Record extracts:
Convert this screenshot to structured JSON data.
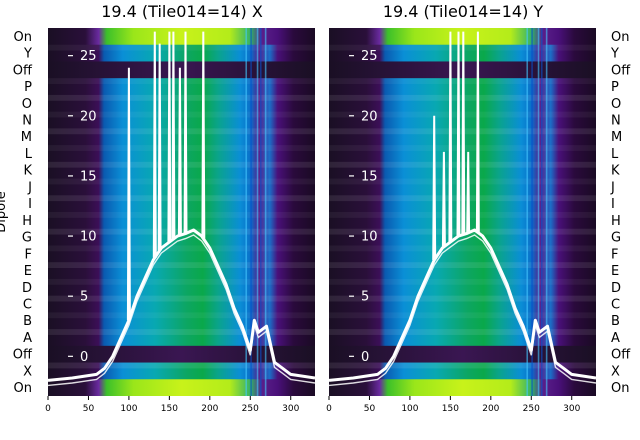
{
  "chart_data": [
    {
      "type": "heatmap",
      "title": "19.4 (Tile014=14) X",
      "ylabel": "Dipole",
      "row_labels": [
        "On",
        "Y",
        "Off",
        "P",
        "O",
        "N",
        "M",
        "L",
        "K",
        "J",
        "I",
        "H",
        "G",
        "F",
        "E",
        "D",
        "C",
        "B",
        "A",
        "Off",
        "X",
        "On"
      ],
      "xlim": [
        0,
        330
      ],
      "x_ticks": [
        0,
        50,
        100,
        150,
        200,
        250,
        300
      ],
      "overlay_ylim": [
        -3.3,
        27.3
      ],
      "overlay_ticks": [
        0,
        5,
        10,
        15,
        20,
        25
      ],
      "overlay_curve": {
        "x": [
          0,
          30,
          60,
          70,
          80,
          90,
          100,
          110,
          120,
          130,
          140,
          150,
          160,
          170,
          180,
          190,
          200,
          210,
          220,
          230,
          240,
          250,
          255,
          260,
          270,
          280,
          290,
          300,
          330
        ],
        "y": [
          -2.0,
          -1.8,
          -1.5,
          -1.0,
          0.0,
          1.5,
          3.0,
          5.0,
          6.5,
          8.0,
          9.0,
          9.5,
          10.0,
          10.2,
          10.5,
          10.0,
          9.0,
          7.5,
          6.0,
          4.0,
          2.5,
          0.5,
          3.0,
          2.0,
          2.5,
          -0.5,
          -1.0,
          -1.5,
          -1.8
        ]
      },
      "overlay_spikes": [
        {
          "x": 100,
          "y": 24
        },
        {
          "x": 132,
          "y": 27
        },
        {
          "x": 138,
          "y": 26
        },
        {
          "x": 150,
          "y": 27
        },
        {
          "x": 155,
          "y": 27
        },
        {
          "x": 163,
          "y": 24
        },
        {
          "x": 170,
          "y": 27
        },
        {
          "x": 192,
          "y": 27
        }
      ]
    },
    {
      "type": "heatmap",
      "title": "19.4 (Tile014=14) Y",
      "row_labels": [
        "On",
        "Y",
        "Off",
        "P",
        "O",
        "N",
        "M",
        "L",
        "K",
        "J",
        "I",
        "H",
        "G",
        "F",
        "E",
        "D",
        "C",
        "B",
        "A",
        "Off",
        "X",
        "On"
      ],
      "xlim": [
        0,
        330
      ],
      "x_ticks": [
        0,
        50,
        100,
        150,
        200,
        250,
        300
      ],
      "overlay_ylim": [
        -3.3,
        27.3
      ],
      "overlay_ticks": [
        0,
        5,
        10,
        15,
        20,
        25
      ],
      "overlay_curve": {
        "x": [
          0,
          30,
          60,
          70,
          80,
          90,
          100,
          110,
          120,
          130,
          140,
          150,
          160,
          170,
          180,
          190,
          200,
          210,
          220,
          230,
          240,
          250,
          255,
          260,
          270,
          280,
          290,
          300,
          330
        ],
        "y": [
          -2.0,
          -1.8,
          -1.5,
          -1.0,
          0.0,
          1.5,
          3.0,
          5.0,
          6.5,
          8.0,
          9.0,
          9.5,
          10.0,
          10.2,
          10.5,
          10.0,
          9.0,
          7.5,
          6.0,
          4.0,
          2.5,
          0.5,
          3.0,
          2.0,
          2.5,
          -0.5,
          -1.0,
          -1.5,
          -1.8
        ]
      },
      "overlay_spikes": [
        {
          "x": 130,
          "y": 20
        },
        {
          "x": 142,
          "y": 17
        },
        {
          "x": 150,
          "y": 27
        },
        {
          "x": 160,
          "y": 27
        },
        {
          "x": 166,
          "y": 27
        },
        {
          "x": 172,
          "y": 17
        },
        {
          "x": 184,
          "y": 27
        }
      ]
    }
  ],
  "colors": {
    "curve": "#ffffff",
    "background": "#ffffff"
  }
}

Written problem: Which lines contain the word "title"? Copy each one.

Reply to the exercise:
      "title": "19.4 (Tile014=14) X",
      "title": "19.4 (Tile014=14) Y",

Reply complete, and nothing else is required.